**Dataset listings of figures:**
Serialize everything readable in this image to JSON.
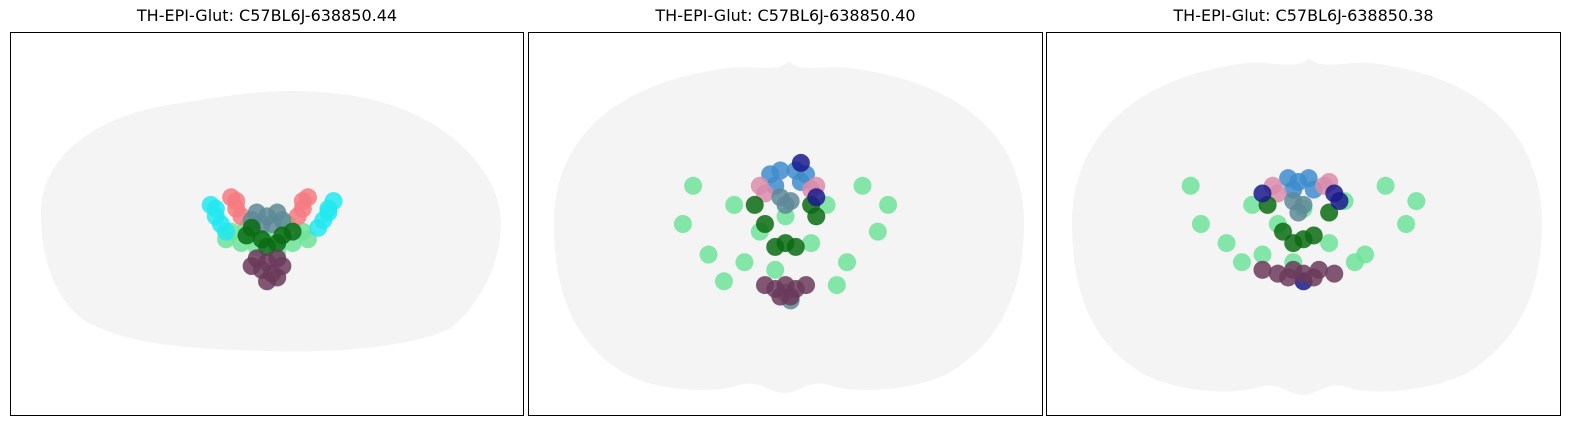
{
  "chart_data": [
    {
      "type": "scatter",
      "title": "TH-EPI-Glut: C57BL6J-638850.44",
      "background_color": "#f4f4f4",
      "grid": false,
      "axes_visible": false,
      "series": [
        {
          "color": "#6fe39a",
          "points": [
            [
              0.43,
              0.52
            ],
            [
              0.45,
              0.55
            ],
            [
              0.47,
              0.53
            ],
            [
              0.5,
              0.54
            ],
            [
              0.53,
              0.53
            ],
            [
              0.55,
              0.55
            ],
            [
              0.57,
              0.52
            ],
            [
              0.48,
              0.56
            ],
            [
              0.52,
              0.57
            ],
            [
              0.46,
              0.51
            ],
            [
              0.54,
              0.5
            ],
            [
              0.58,
              0.54
            ],
            [
              0.42,
              0.54
            ]
          ]
        },
        {
          "color": "#22e8f0",
          "points": [
            [
              0.39,
              0.45
            ],
            [
              0.4,
              0.48
            ],
            [
              0.41,
              0.5
            ],
            [
              0.42,
              0.52
            ],
            [
              0.62,
              0.46
            ],
            [
              0.61,
              0.49
            ],
            [
              0.6,
              0.51
            ],
            [
              0.63,
              0.44
            ],
            [
              0.4,
              0.46
            ],
            [
              0.62,
              0.47
            ]
          ]
        },
        {
          "color": "#f57a80",
          "points": [
            [
              0.43,
              0.43
            ],
            [
              0.44,
              0.46
            ],
            [
              0.45,
              0.48
            ],
            [
              0.58,
              0.43
            ],
            [
              0.57,
              0.46
            ],
            [
              0.56,
              0.48
            ],
            [
              0.44,
              0.44
            ],
            [
              0.57,
              0.44
            ]
          ]
        },
        {
          "color": "#5e8a97",
          "points": [
            [
              0.48,
              0.47
            ],
            [
              0.5,
              0.48
            ],
            [
              0.52,
              0.47
            ],
            [
              0.49,
              0.5
            ],
            [
              0.51,
              0.5
            ],
            [
              0.53,
              0.49
            ],
            [
              0.47,
              0.49
            ]
          ]
        },
        {
          "color": "#0b6b13",
          "points": [
            [
              0.46,
              0.53
            ],
            [
              0.49,
              0.54
            ],
            [
              0.52,
              0.55
            ],
            [
              0.55,
              0.52
            ],
            [
              0.47,
              0.51
            ],
            [
              0.53,
              0.53
            ],
            [
              0.5,
              0.56
            ]
          ]
        },
        {
          "color": "#6b3a5a",
          "points": [
            [
              0.48,
              0.59
            ],
            [
              0.5,
              0.6
            ],
            [
              0.52,
              0.59
            ],
            [
              0.49,
              0.62
            ],
            [
              0.51,
              0.63
            ],
            [
              0.53,
              0.61
            ],
            [
              0.47,
              0.61
            ],
            [
              0.5,
              0.65
            ],
            [
              0.52,
              0.64
            ]
          ]
        }
      ]
    },
    {
      "type": "scatter",
      "title": "TH-EPI-Glut: C57BL6J-638850.40",
      "background_color": "#f4f4f4",
      "grid": false,
      "axes_visible": false,
      "series": [
        {
          "color": "#6fe39a",
          "points": [
            [
              0.32,
              0.4
            ],
            [
              0.3,
              0.5
            ],
            [
              0.35,
              0.58
            ],
            [
              0.4,
              0.45
            ],
            [
              0.42,
              0.6
            ],
            [
              0.45,
              0.52
            ],
            [
              0.48,
              0.62
            ],
            [
              0.55,
              0.55
            ],
            [
              0.58,
              0.45
            ],
            [
              0.62,
              0.6
            ],
            [
              0.65,
              0.4
            ],
            [
              0.68,
              0.52
            ],
            [
              0.7,
              0.45
            ],
            [
              0.38,
              0.65
            ],
            [
              0.6,
              0.66
            ],
            [
              0.5,
              0.48
            ]
          ]
        },
        {
          "color": "#3e8ccc",
          "points": [
            [
              0.47,
              0.37
            ],
            [
              0.48,
              0.4
            ],
            [
              0.49,
              0.36
            ],
            [
              0.52,
              0.36
            ],
            [
              0.53,
              0.39
            ],
            [
              0.54,
              0.37
            ]
          ]
        },
        {
          "color": "#d98cab",
          "points": [
            [
              0.45,
              0.4
            ],
            [
              0.46,
              0.42
            ],
            [
              0.55,
              0.41
            ],
            [
              0.56,
              0.4
            ]
          ]
        },
        {
          "color": "#5e8a97",
          "points": [
            [
              0.49,
              0.43
            ],
            [
              0.5,
              0.45
            ],
            [
              0.51,
              0.44
            ],
            [
              0.5,
              0.68
            ],
            [
              0.51,
              0.7
            ]
          ]
        },
        {
          "color": "#0b6b13",
          "points": [
            [
              0.44,
              0.45
            ],
            [
              0.46,
              0.5
            ],
            [
              0.48,
              0.56
            ],
            [
              0.5,
              0.55
            ],
            [
              0.52,
              0.56
            ],
            [
              0.56,
              0.48
            ],
            [
              0.55,
              0.45
            ]
          ]
        },
        {
          "color": "#1a1a8c",
          "points": [
            [
              0.53,
              0.34
            ],
            [
              0.56,
              0.43
            ]
          ]
        },
        {
          "color": "#6b3a5a",
          "points": [
            [
              0.46,
              0.66
            ],
            [
              0.48,
              0.67
            ],
            [
              0.5,
              0.66
            ],
            [
              0.52,
              0.67
            ],
            [
              0.54,
              0.66
            ],
            [
              0.49,
              0.69
            ],
            [
              0.51,
              0.69
            ]
          ]
        }
      ]
    },
    {
      "type": "scatter",
      "title": "TH-EPI-Glut: C57BL6J-638850.38",
      "background_color": "#f4f4f4",
      "grid": false,
      "axes_visible": false,
      "series": [
        {
          "color": "#6fe39a",
          "points": [
            [
              0.28,
              0.4
            ],
            [
              0.3,
              0.5
            ],
            [
              0.35,
              0.55
            ],
            [
              0.4,
              0.45
            ],
            [
              0.42,
              0.58
            ],
            [
              0.45,
              0.5
            ],
            [
              0.48,
              0.6
            ],
            [
              0.55,
              0.55
            ],
            [
              0.58,
              0.44
            ],
            [
              0.62,
              0.58
            ],
            [
              0.66,
              0.4
            ],
            [
              0.7,
              0.5
            ],
            [
              0.72,
              0.44
            ],
            [
              0.38,
              0.6
            ],
            [
              0.6,
              0.6
            ],
            [
              0.5,
              0.46
            ]
          ]
        },
        {
          "color": "#3e8ccc",
          "points": [
            [
              0.47,
              0.38
            ],
            [
              0.48,
              0.41
            ],
            [
              0.51,
              0.38
            ],
            [
              0.52,
              0.41
            ],
            [
              0.49,
              0.39
            ]
          ]
        },
        {
          "color": "#d98cab",
          "points": [
            [
              0.44,
              0.4
            ],
            [
              0.45,
              0.42
            ],
            [
              0.54,
              0.4
            ],
            [
              0.55,
              0.39
            ]
          ]
        },
        {
          "color": "#5e8a97",
          "points": [
            [
              0.48,
              0.44
            ],
            [
              0.5,
              0.45
            ],
            [
              0.49,
              0.47
            ]
          ]
        },
        {
          "color": "#0b6b13",
          "points": [
            [
              0.43,
              0.45
            ],
            [
              0.46,
              0.52
            ],
            [
              0.48,
              0.55
            ],
            [
              0.5,
              0.54
            ],
            [
              0.52,
              0.53
            ],
            [
              0.55,
              0.47
            ]
          ]
        },
        {
          "color": "#1a1a8c",
          "points": [
            [
              0.42,
              0.42
            ],
            [
              0.56,
              0.42
            ],
            [
              0.57,
              0.44
            ],
            [
              0.5,
              0.65
            ]
          ]
        },
        {
          "color": "#6b3a5a",
          "points": [
            [
              0.42,
              0.62
            ],
            [
              0.45,
              0.63
            ],
            [
              0.48,
              0.62
            ],
            [
              0.5,
              0.63
            ],
            [
              0.53,
              0.62
            ],
            [
              0.56,
              0.63
            ],
            [
              0.47,
              0.64
            ],
            [
              0.52,
              0.64
            ]
          ]
        }
      ]
    }
  ]
}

**Written task:** Show every line from the entries above in which "title" appears.

**Finished answer:**
      "title": "TH-EPI-Glut: C57BL6J-638850.44",
      "title": "TH-EPI-Glut: C57BL6J-638850.40",
      "title": "TH-EPI-Glut: C57BL6J-638850.38",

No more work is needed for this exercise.